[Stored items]
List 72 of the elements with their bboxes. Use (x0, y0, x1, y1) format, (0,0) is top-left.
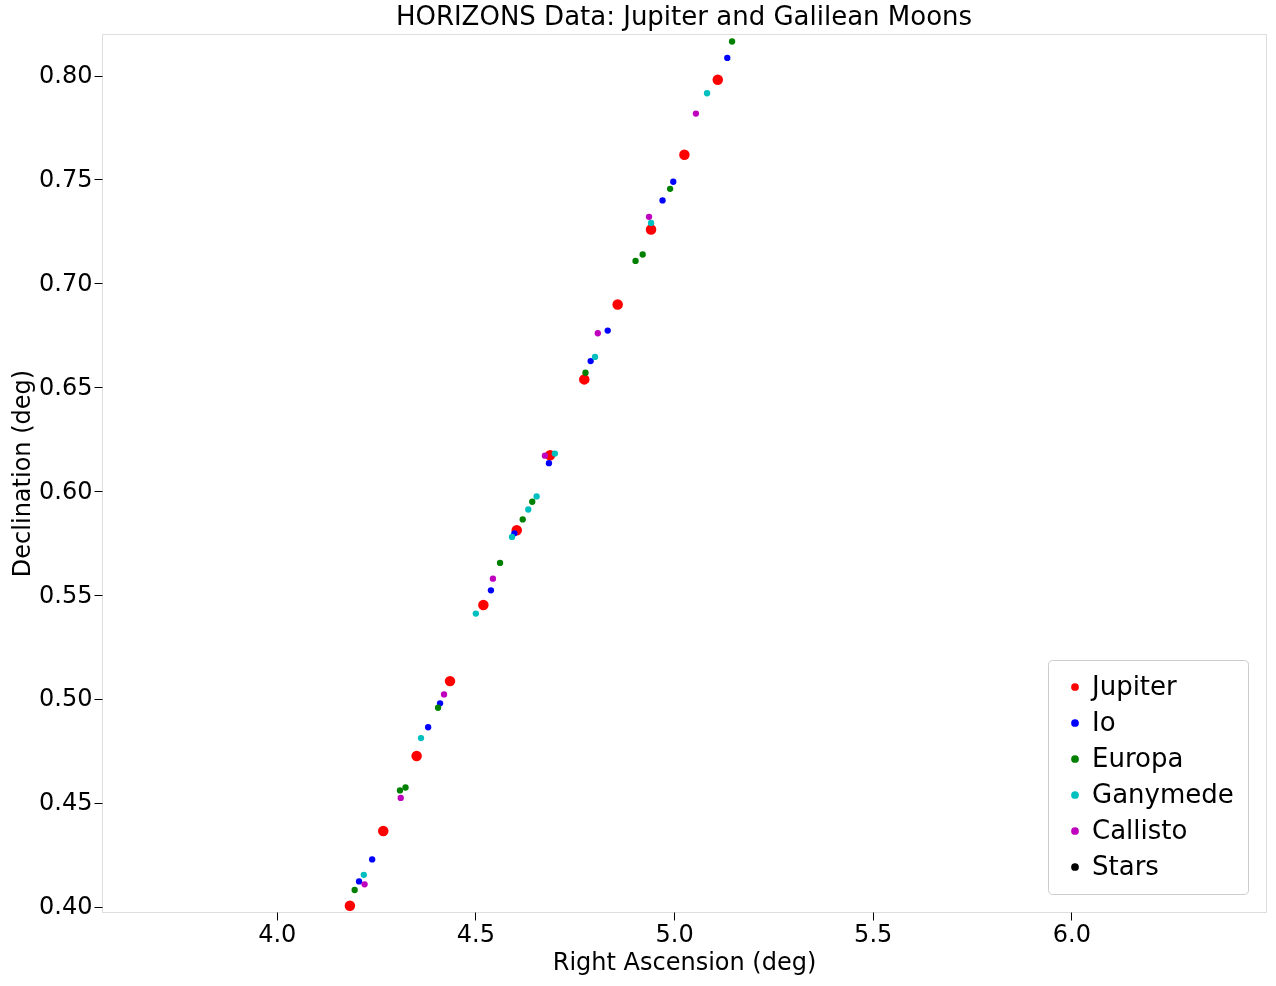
chart-title: HORIZONS Data: Jupiter and Galilean Moons (395, 1, 973, 31)
point (440, 691, 448, 698)
x-tick-label: 5.5 (854, 919, 893, 948)
point (612, 299, 623, 310)
point (425, 724, 432, 731)
legend-label: Callisto (1092, 815, 1188, 845)
point (533, 493, 540, 500)
x-tick-label: 4.0 (258, 919, 297, 948)
point (444, 675, 456, 687)
point (478, 599, 489, 611)
point (647, 219, 655, 227)
y-axis-title: Declination (deg) (8, 369, 37, 578)
point (361, 881, 368, 888)
point (659, 197, 666, 204)
point (604, 327, 611, 334)
point (594, 330, 601, 337)
point (519, 516, 526, 523)
point (632, 257, 639, 265)
y-tick-label: 0.40 (39, 892, 93, 921)
point (692, 110, 700, 117)
point (639, 251, 646, 258)
x-tick-label: 4.5 (456, 919, 496, 948)
y-tick-label: 0.65 (39, 372, 93, 401)
y-tick-label: 0.75 (39, 164, 93, 193)
point (645, 213, 653, 221)
point (545, 459, 553, 467)
y-tick-label: 0.45 (39, 788, 93, 817)
x-axis-title: Right Ascension (deg) (552, 947, 817, 976)
point (582, 369, 589, 376)
point (679, 149, 690, 160)
y-tick-label: 0.60 (39, 476, 93, 505)
point (434, 704, 442, 711)
point (489, 575, 497, 582)
x-tick-label: 5.0 (655, 919, 694, 948)
point (551, 450, 559, 457)
point (670, 178, 677, 185)
y-tick-label: 0.70 (39, 268, 93, 297)
legend-label: Ganymede (1092, 779, 1234, 809)
point (712, 74, 724, 85)
point (591, 353, 599, 361)
point (402, 784, 409, 791)
legend-label: Europa (1092, 743, 1184, 773)
point (417, 734, 425, 742)
point (525, 506, 532, 513)
legend-label: Io (1092, 707, 1116, 737)
point (397, 794, 404, 802)
point (355, 878, 363, 885)
legend-label: Jupiter (1090, 671, 1178, 701)
legend-label: Stars (1092, 851, 1159, 881)
point (396, 787, 404, 794)
x-tick-label: 6.0 (1052, 919, 1091, 948)
point (351, 886, 358, 894)
point (487, 587, 495, 594)
point (703, 90, 711, 97)
y-tick-label: 0.80 (39, 61, 93, 90)
point (728, 38, 736, 45)
point (666, 185, 674, 192)
point (472, 610, 479, 617)
point (378, 825, 389, 837)
point (368, 856, 376, 863)
point (360, 871, 367, 878)
point (587, 357, 594, 365)
y-tick-label: 0.50 (39, 684, 93, 713)
point (411, 750, 422, 762)
point (529, 498, 536, 505)
point (496, 559, 504, 567)
y-tick-label: 0.55 (39, 580, 93, 609)
point (508, 533, 516, 541)
point (579, 374, 590, 385)
point (344, 900, 356, 911)
point (541, 452, 549, 459)
point (724, 54, 731, 62)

• THE EXERCISE: Put each line of the rows above into a numbered list, skipping blank lines and leaving the pictures out.

• TASK OUTPUT:
1. List 72 of the elements with their bboxes. Use (x0, y0, x1, y1) format, (0,0) is top-left.
2. chart-title: HORIZONS Data: Jupiter and Galilean Moons (395, 1, 973, 31)
3. point (440, 691, 448, 698)
4. x-tick-label: 5.5 (854, 919, 893, 948)
5. point (612, 299, 623, 310)
6. point (425, 724, 432, 731)
7. legend-label: Callisto (1092, 815, 1188, 845)
8. point (533, 493, 540, 500)
9. x-tick-label: 4.0 (258, 919, 297, 948)
10. point (444, 675, 456, 687)
11. point (478, 599, 489, 611)
12. point (647, 219, 655, 227)
13. y-axis-title: Declination (deg) (8, 369, 37, 578)
14. point (361, 881, 368, 888)
15. point (659, 197, 666, 204)
16. point (604, 327, 611, 334)
17. point (594, 330, 601, 337)
18. point (519, 516, 526, 523)
19. point (632, 257, 639, 265)
20. y-tick-label: 0.40 (39, 892, 93, 921)
21. point (692, 110, 700, 117)
22. point (639, 251, 646, 258)
23. x-tick-label: 4.5 (456, 919, 496, 948)
24. y-tick-label: 0.65 (39, 372, 93, 401)
25. y-tick-label: 0.75 (39, 164, 93, 193)
26. point (645, 213, 653, 221)
27. point (545, 459, 553, 467)
28. y-tick-label: 0.45 (39, 788, 93, 817)
29. x-axis-title: Right Ascension (deg) (552, 947, 817, 976)
30. point (582, 369, 589, 376)
31. point (679, 149, 690, 160)
32. y-tick-label: 0.60 (39, 476, 93, 505)
33. point (434, 704, 442, 711)
34. point (489, 575, 497, 582)
35. x-tick-label: 5.0 (655, 919, 694, 948)
36. point (551, 450, 559, 457)
37. point (670, 178, 677, 185)
38. y-tick-label: 0.70 (39, 268, 93, 297)
39. legend-label: Ganymede (1092, 779, 1234, 809)
40. point (712, 74, 724, 85)
41. point (591, 353, 599, 361)
42. point (402, 784, 409, 791)
43. legend-label: Europa (1092, 743, 1184, 773)
44. point (417, 734, 425, 742)
45. point (525, 506, 532, 513)
46. legend-label: Io (1092, 707, 1116, 737)
47. point (397, 794, 404, 802)
48. point (355, 878, 363, 885)
49. legend-label: Jupiter (1090, 671, 1178, 701)
50. legend-label: Stars (1092, 851, 1159, 881)
51. point (396, 787, 404, 794)
52. x-tick-label: 6.0 (1052, 919, 1091, 948)
53. point (351, 886, 358, 894)
54. point (487, 587, 495, 594)
55. point (703, 90, 711, 97)
56. y-tick-label: 0.80 (39, 61, 93, 90)
57. point (728, 38, 736, 45)
58. point (666, 185, 674, 192)
59. point (472, 610, 479, 617)
60. point (378, 825, 389, 837)
61. point (368, 856, 376, 863)
62. point (360, 871, 367, 878)
63. point (587, 357, 594, 365)
64. y-tick-label: 0.50 (39, 684, 93, 713)
65. point (411, 750, 422, 762)
66. point (529, 498, 536, 505)
67. point (496, 559, 504, 567)
68. y-tick-label: 0.55 (39, 580, 93, 609)
69. point (508, 533, 516, 541)
70. point (579, 374, 590, 385)
71. point (344, 900, 356, 911)
72. point (541, 452, 549, 459)
73. point (724, 54, 731, 62)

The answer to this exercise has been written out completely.